◆ **Records supplied**
________________________

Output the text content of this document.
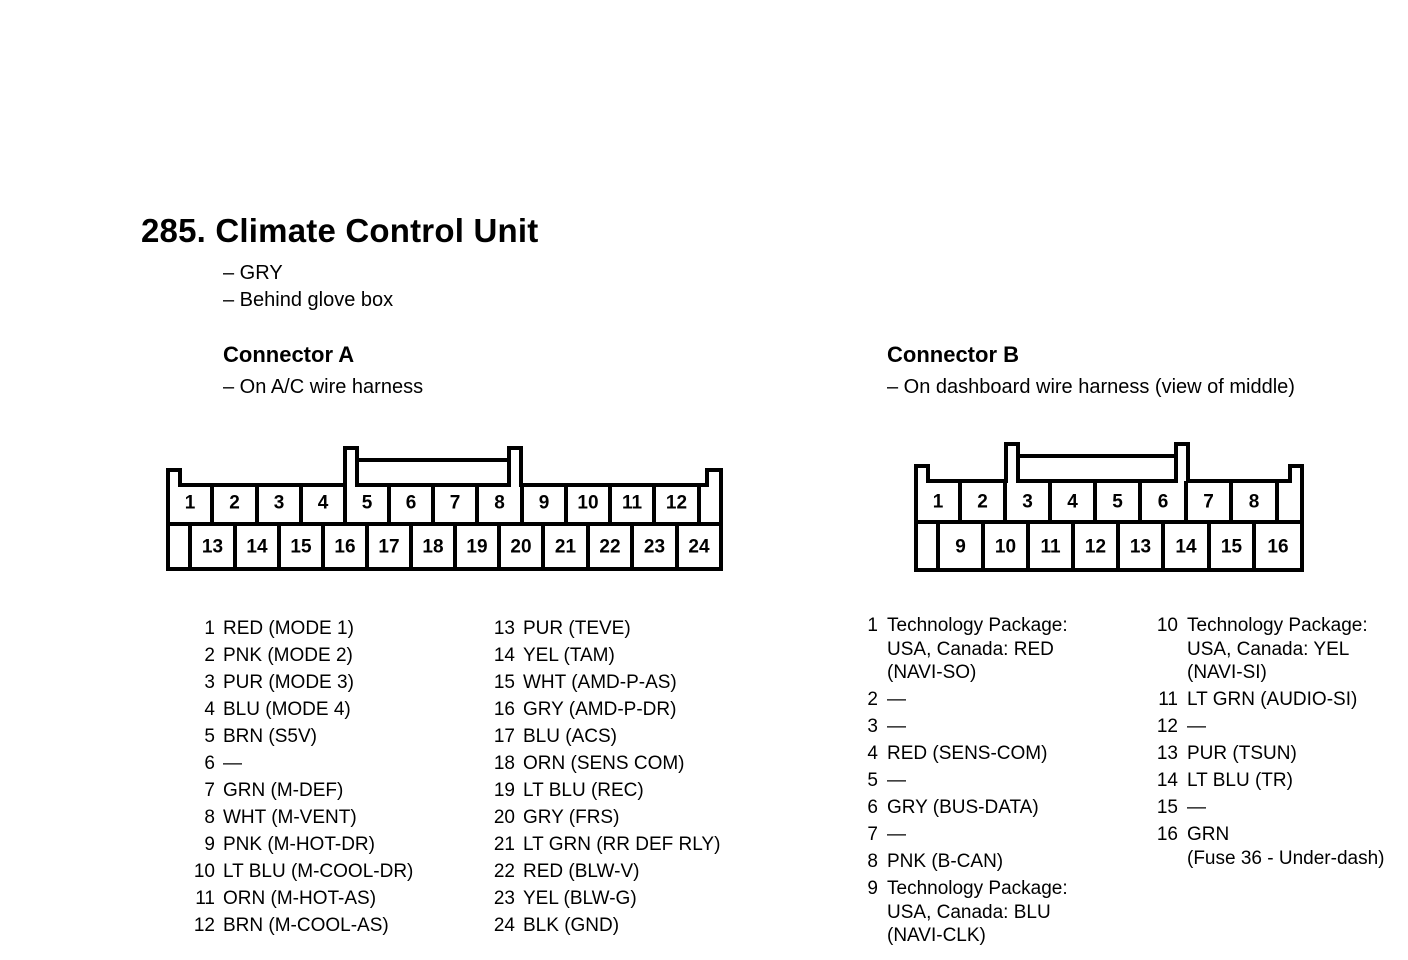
285. Climate Control Unit
– GRY
– Behind glove box
Connector A
– On A/C wire harness
1 2 3 4 5 6 7 8 9 10 11 12
13 14 15 16 17 18 19 20 21 22 23 24
1 2 3 4 5 6 7 8
9 10 11 12 13 14 15 16
1 RED (MODE 1)
2 PNK (MODE 2)
3 PUR (MODE 3)
4 BLU (MODE 4)
5 BRN (S5V)
6 —
7 GRN (M-DEF)
8 WHT (M-VENT)
9 PNK (M-HOT-DR)
10 LT BLU (M-COOL-DR)
11 ORN (M-HOT-AS)
12 BRN (M-COOL-AS)
13 PUR (TEVE)
14 YEL (TAM)
15 WHT (AMD-P-AS)
16 GRY (AMD-P-DR)
17 BLU (ACS)
18 ORN (SENS COM)
19 LT BLU (REC)
20 GRY (FRS)
21 LT GRN (RR DEF RLY)
22 RED (BLW-V)
23 YEL (BLW-G)
24 BLK (GND)
Connector B
– On dashboard wire harness (view of middle)
1 Technology Package:
USA, Canada: RED
(NAVI-SO)
2 —
3 —
4 RED (SENS-COM)
5 —
6 GRY (BUS-DATA)
7 —
8 PNK (B-CAN)
9 Technology Package:
USA, Canada: BLU
(NAVI-CLK)
10 Technology Package:
USA, Canada: YEL
(NAVI-SI)
11 LT GRN (AUDIO-SI)
12 —
13 PUR (TSUN)
14 LT BLU (TR)
15 —
16 GRN
(Fuse 36 - Under-dash)
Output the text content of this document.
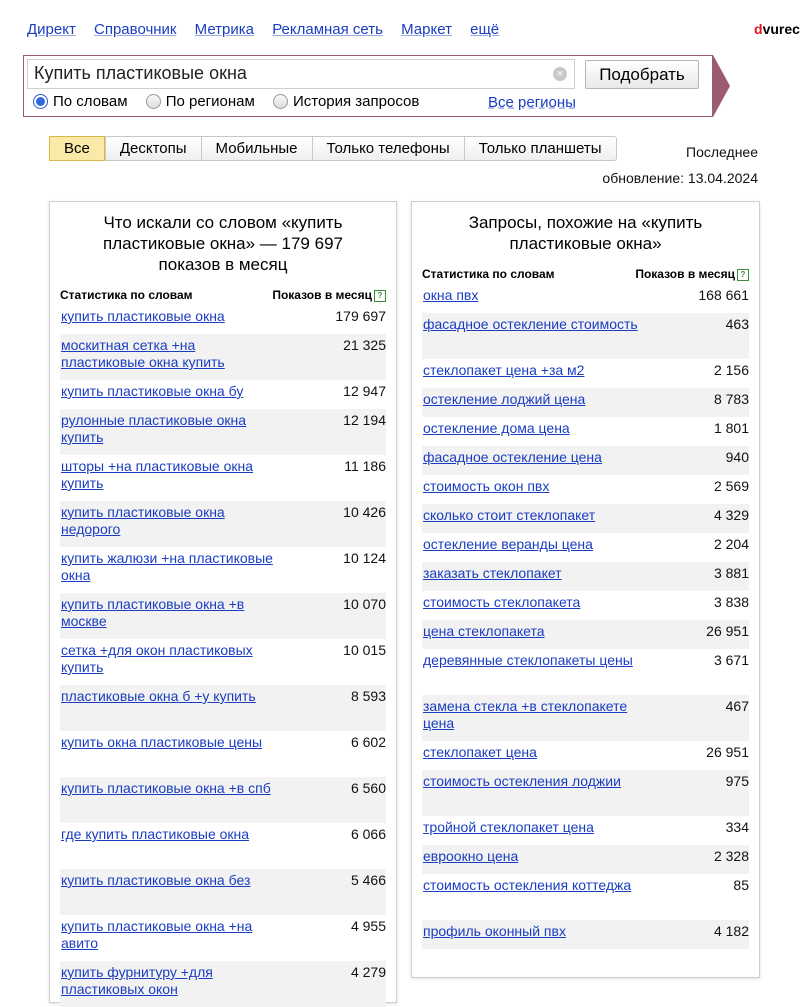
Директ Справочник Метрика Рекламная сеть Маркет ещё	dvurec
Купить пластиковые окна	×	Подобрать
По словам
	По регионам
	История запросов	Все регионы
Все	Десктопы	Мобильные	Только телефоны	Только планшеты	Последнее
обновление: 13.04.2024
Что искали со словом «купить пластиковые окна» — 179 697 показов в месяц
Статистика по словам	Показов в месяц ?
купить пластиковые окна	179 697
москитная сетка +на пластиковые окна купить
21 325
купить пластиковые окна бу	12 947
рулонные пластиковые окна купить
12 194
шторы +на пластиковые окна купить
11 186
купить пластиковые окна недорого
10 426
купить жалюзи +на пластиковые окна
10 124
купить пластиковые окна +в москве
10 070
сетка +для окон пластиковых купить
10 015
пластиковые окна б +у купить	8 593
купить окна пластиковые цены	6 602
купить пластиковые окна +в спб	6 560
где купить пластиковые окна	6 066
купить пластиковые окна без	5 466
купить пластиковые окна +на авито
4 955
купить фурнитуру +для пластиковых окон
4 279
Запросы, похожие на «купить пластиковые окна»
Статистика по словам	Показов в месяц ?
окна пвх	168 661
фасадное остекление стоимость	463
стеклопакет цена +за м2	2 156
остекление лоджий цена	8 783
остекление дома цена	1 801
фасадное остекление цена	940
стоимость окон пвх	2 569
сколько стоит стеклопакет	4 329
остекление веранды цена	2 204
заказать стеклопакет	3 881
стоимость стеклопакета	3 838
цена стеклопакета	26 951
деревянные стеклопакеты цены	3 671
замена стекла +в стеклопакете цена
467
стеклопакет цена	26 951
стоимость остекления лоджии	975
тройной стеклопакет цена	334
евроокно цена	2 328
стоимость остекления коттеджа	85
профиль оконный пвх	4 182
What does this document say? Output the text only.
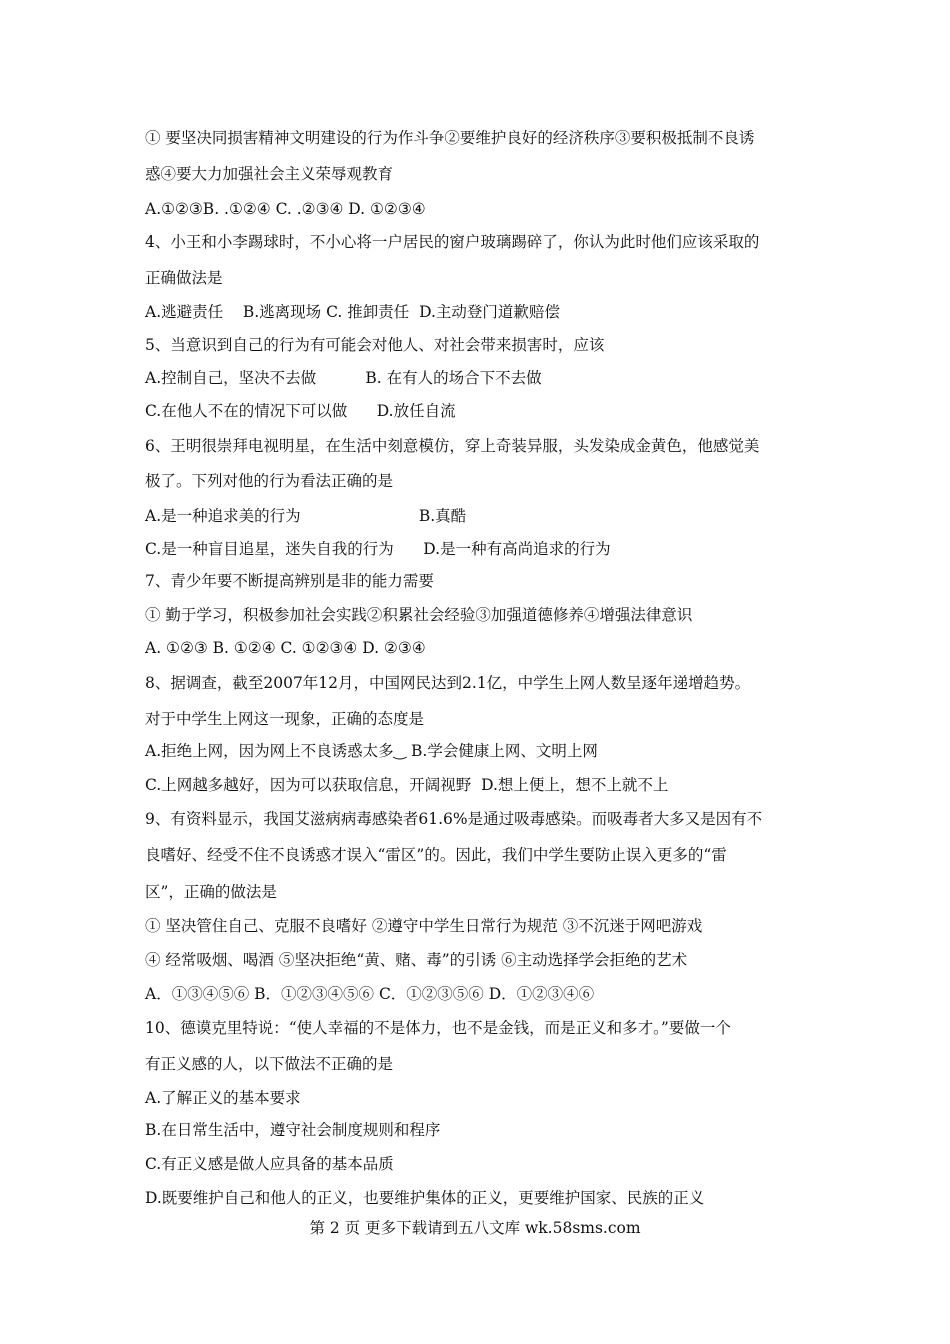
① 要坚决同损害精神文明建设的行为作斗争②要维护良好的经济秩序③要积极抵制不良诱
惑④要大力加强社会主义荣辱观教育
A.①②③B. .①②④ C. .②③④ D. ①②③④
4、小王和小李踢球时，不小心将一户居民的窗户玻璃踢碎了，你认为此时他们应该采取的
正确做法是
A.逃避责任    B.逃离现场 C. 推卸责任  D.主动登门道歉赔偿
5、当意识到自己的行为有可能会对他人、对社会带来损害时，应该
A.控制自己，坚决不去做          B. 在有人的场合下不去做
C.在他人不在的情况下可以做      D.放任自流
6、王明很崇拜电视明星，在生活中刻意模仿，穿上奇装异服，头发染成金黄色，他感觉美
极了。下列对他的行为看法正确的是
A.是一种追求美的行为                        B.真酷
C.是一种盲目追星，迷失自我的行为      D.是一种有高尚追求的行为
7、青少年要不断提高辨别是非的能力需要
① 勤于学习，积极参加社会实践②积累社会经验③加强道德修养④增强法律意识
A. ①②③ B. ①②④ C. ①②③④ D. ②③④
8、据调查，截至2007年12月，中国网民达到2.1亿，中学生上网人数呈逐年递增趋势。
对于中学生上网这一现象，正确的态度是
A.拒绝上网，因为网上不良诱惑太多‿ B.学会健康上网、文明上网
C.上网越多越好，因为可以获取信息，开阔视野  D.想上便上，想不上就不上
9、有资料显示，我国艾滋病病毒感染者61.6%是通过吸毒感染。而吸毒者大多又是因有不
良嗜好、经受不住不良诱惑才误入“雷区”的。因此，我们中学生要防止误入更多的“雷
区”，正确的做法是
① 坚决管住自己、克服不良嗜好 ②遵守中学生日常行为规范 ③不沉迷于网吧游戏
④ 经常吸烟、喝酒 ⑤坚决拒绝“黄、赌、毒”的引诱 ⑥主动选择学会拒绝的艺术
A．①③④⑤⑥ B．①②③④⑤⑥ C．①②③⑤⑥ D．①②③④⑥
10、德谟克里特说：“使人幸福的不是体力，也不是金钱，而是正义和多才。”要做一个
有正义感的人，以下做法不正确的是
A.了解正义的基本要求
B.在日常生活中，遵守社会制度规则和程序
C.有正义感是做人应具备的基本品质
D.既要维护自己和他人的正义，也要维护集体的正义，更要维护国家、民族的正义
第 2 页 更多下载请到五八文库 wk.58sms.com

________________________

◆ **Written task**
Here the job is to quote the lines from the one with "What does this" through the end of the material, both included, exactly; please skip the pictures.

◆ **Final result**
What does this document say? Output the text only.
① 要坚决同损害精神文明建设的行为作斗争②要维护良好的经济秩序③要积极抵制不良诱
惑④要大力加强社会主义荣辱观教育
A.①②③B. .①②④ C. .②③④ D. ①②③④
4、小王和小李踢球时，不小心将一户居民的窗户玻璃踢碎了，你认为此时他们应该采取的
正确做法是
A.逃避责任    B.逃离现场 C. 推卸责任  D.主动登门道歉赔偿
5、当意识到自己的行为有可能会对他人、对社会带来损害时，应该
A.控制自己，坚决不去做          B. 在有人的场合下不去做
C.在他人不在的情况下可以做      D.放任自流
6、王明很崇拜电视明星，在生活中刻意模仿，穿上奇装异服，头发染成金黄色，他感觉美
极了。下列对他的行为看法正确的是
A.是一种追求美的行为                        B.真酷
C.是一种盲目追星，迷失自我的行为      D.是一种有高尚追求的行为
7、青少年要不断提高辨别是非的能力需要
① 勤于学习，积极参加社会实践②积累社会经验③加强道德修养④增强法律意识
A. ①②③ B. ①②④ C. ①②③④ D. ②③④
8、据调查，截至2007年12月，中国网民达到2.1亿，中学生上网人数呈逐年递增趋势。
对于中学生上网这一现象，正确的态度是
A.拒绝上网，因为网上不良诱惑太多‿ B.学会健康上网、文明上网
C.上网越多越好，因为可以获取信息，开阔视野  D.想上便上，想不上就不上
9、有资料显示，我国艾滋病病毒感染者61.6%是通过吸毒感染。而吸毒者大多又是因有不
良嗜好、经受不住不良诱惑才误入“雷区”的。因此，我们中学生要防止误入更多的“雷
区”，正确的做法是
① 坚决管住自己、克服不良嗜好 ②遵守中学生日常行为规范 ③不沉迷于网吧游戏
④ 经常吸烟、喝酒 ⑤坚决拒绝“黄、赌、毒”的引诱 ⑥主动选择学会拒绝的艺术
A．①③④⑤⑥ B．①②③④⑤⑥ C．①②③⑤⑥ D．①②③④⑥
10、德谟克里特说：“使人幸福的不是体力，也不是金钱，而是正义和多才。”要做一个
有正义感的人，以下做法不正确的是
A.了解正义的基本要求
B.在日常生活中，遵守社会制度规则和程序
C.有正义感是做人应具备的基本品质
D.既要维护自己和他人的正义，也要维护集体的正义，更要维护国家、民族的正义
第 2 页 更多下载请到五八文库 wk.58sms.com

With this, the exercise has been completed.